--- START Dataset content ---
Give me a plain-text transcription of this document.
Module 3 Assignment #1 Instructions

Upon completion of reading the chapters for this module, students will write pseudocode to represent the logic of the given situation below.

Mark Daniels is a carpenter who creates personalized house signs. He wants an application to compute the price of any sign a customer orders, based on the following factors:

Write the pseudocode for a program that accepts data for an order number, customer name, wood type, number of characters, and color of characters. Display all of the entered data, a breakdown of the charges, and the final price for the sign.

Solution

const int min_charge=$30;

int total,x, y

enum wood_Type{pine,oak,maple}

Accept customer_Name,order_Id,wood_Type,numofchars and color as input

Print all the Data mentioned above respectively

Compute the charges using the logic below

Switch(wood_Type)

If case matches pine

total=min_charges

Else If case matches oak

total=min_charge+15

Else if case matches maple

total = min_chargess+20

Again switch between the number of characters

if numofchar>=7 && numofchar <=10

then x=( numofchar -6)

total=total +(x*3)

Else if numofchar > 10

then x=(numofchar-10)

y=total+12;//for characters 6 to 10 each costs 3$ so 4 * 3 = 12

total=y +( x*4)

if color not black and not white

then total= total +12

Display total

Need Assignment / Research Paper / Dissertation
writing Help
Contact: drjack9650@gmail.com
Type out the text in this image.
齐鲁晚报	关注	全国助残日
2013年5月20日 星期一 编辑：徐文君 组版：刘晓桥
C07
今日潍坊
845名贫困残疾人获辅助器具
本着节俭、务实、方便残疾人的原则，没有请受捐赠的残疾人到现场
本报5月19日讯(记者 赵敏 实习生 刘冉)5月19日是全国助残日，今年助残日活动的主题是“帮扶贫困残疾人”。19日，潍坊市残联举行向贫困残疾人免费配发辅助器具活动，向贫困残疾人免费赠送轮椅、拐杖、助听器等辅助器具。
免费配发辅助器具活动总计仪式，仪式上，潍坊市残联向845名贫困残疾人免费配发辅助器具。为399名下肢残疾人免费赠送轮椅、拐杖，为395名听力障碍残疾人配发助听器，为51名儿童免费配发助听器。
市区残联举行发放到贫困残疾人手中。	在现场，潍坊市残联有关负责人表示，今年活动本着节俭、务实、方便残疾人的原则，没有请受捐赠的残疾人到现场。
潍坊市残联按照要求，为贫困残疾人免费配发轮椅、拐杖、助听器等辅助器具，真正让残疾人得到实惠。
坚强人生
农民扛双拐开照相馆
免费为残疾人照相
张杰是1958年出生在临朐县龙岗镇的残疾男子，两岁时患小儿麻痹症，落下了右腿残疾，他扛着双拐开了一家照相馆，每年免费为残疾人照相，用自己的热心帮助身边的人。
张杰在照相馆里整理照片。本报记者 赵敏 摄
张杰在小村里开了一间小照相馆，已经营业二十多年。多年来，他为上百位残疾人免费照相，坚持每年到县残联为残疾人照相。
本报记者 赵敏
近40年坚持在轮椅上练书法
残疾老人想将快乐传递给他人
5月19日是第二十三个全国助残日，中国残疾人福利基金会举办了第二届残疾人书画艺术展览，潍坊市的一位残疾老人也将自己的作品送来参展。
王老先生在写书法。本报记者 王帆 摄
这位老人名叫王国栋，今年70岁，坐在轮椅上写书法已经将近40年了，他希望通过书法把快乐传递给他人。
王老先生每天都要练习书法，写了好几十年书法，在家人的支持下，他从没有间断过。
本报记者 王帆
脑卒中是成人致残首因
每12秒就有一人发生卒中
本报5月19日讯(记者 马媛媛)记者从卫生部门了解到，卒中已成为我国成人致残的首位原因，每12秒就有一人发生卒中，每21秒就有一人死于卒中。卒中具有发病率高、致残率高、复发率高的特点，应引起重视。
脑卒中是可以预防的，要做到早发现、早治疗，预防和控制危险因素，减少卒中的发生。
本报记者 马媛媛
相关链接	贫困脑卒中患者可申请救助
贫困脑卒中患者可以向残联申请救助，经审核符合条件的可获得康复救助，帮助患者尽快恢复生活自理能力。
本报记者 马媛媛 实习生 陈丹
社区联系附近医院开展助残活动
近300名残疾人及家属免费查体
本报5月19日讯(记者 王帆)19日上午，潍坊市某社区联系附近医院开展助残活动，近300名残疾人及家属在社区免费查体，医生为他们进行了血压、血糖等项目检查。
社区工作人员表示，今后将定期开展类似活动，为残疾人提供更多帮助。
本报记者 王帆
--- END Dataset content ---
Faithfully copy every entry, leaving nothing out.

Written answer:
Give me a plain-text transcription of this document.
Module 3 Assignment #1 Instructions

Upon completion of reading the chapters for this module, students will write pseudocode to represent the logic of the given situation below.

Mark Daniels is a carpenter who creates personalized house signs. He wants an application to compute the price of any sign a customer orders, based on the following factors:

Write the pseudocode for a program that accepts data for an order number, customer name, wood type, number of characters, and color of characters. Display all of the entered data, a breakdown of the charges, and the final price for the sign.

Solution

const int min_charge=$30;

int total,x, y

enum wood_Type{pine,oak,maple}

Accept customer_Name,order_Id,wood_Type,numofchars and color as input

Print all the Data mentioned above respectively

Compute the charges using the logic below

Switch(wood_Type)

If case matches pine

total=min_charges

Else If case matches oak

total=min_charge+15

Else if case matches maple

total = min_chargess+20

Again switch between the number of characters

if numofchar>=7 && numofchar <=10

then x=( numofchar -6)

total=total +(x*3)

Else if numofchar > 10

then x=(numofchar-10)

y=total+12;//for characters 6 to 10 each costs 3$ so 4 * 3 = 12

total=y +( x*4)

if color not black and not white

then total= total +12

Display total

Need Assignment / Research Paper / Dissertation
writing Help
Contact: drjack9650@gmail.com
Type out the text in this image.
齐鲁晚报	关注	全国助残日
2013年5月20日 星期一 编辑：徐文君 组版：刘晓桥
C07
今日潍坊
845名贫困残疾人获辅助器具
本着节俭、务实、方便残疾人的原则，没有请受捐赠的残疾人到现场
本报5月19日讯(记者 赵敏 实习生 刘冉)5月19日是全国助残日，今年助残日活动的主题是“帮扶贫困残疾人”。19日，潍坊市残联举行向贫困残疾人免费配发辅助器具活动，向贫困残疾人免费赠送轮椅、拐杖、助听器等辅助器具。
免费配发辅助器具活动总计仪式，仪式上，潍坊市残联向845名贫困残疾人免费配发辅助器具。为399名下肢残疾人免费赠送轮椅、拐杖，为395名听力障碍残疾人配发助听器，为51名儿童免费配发助听器。
市区残联举行发放到贫困残疾人手中。	在现场，潍坊市残联有关负责人表示，今年活动本着节俭、务实、方便残疾人的原则，没有请受捐赠的残疾人到现场。
潍坊市残联按照要求，为贫困残疾人免费配发轮椅、拐杖、助听器等辅助器具，真正让残疾人得到实惠。
坚强人生
农民扛双拐开照相馆
免费为残疾人照相
张杰是1958年出生在临朐县龙岗镇的残疾男子，两岁时患小儿麻痹症，落下了右腿残疾，他扛着双拐开了一家照相馆，每年免费为残疾人照相，用自己的热心帮助身边的人。
张杰在照相馆里整理照片。本报记者 赵敏 摄
张杰在小村里开了一间小照相馆，已经营业二十多年。多年来，他为上百位残疾人免费照相，坚持每年到县残联为残疾人照相。
本报记者 赵敏
近40年坚持在轮椅上练书法
残疾老人想将快乐传递给他人
5月19日是第二十三个全国助残日，中国残疾人福利基金会举办了第二届残疾人书画艺术展览，潍坊市的一位残疾老人也将自己的作品送来参展。
王老先生在写书法。本报记者 王帆 摄
这位老人名叫王国栋，今年70岁，坐在轮椅上写书法已经将近40年了，他希望通过书法把快乐传递给他人。
王老先生每天都要练习书法，写了好几十年书法，在家人的支持下，他从没有间断过。
本报记者 王帆
脑卒中是成人致残首因
每12秒就有一人发生卒中
本报5月19日讯(记者 马媛媛)记者从卫生部门了解到，卒中已成为我国成人致残的首位原因，每12秒就有一人发生卒中，每21秒就有一人死于卒中。卒中具有发病率高、致残率高、复发率高的特点，应引起重视。
脑卒中是可以预防的，要做到早发现、早治疗，预防和控制危险因素，减少卒中的发生。
本报记者 马媛媛
相关链接	贫困脑卒中患者可申请救助
贫困脑卒中患者可以向残联申请救助，经审核符合条件的可获得康复救助，帮助患者尽快恢复生活自理能力。
本报记者 马媛媛 实习生 陈丹
社区联系附近医院开展助残活动
近300名残疾人及家属免费查体
本报5月19日讯(记者 王帆)19日上午，潍坊市某社区联系附近医院开展助残活动，近300名残疾人及家属在社区免费查体，医生为他们进行了血压、血糖等项目检查。
社区工作人员表示，今后将定期开展类似活动，为残疾人提供更多帮助。
本报记者 王帆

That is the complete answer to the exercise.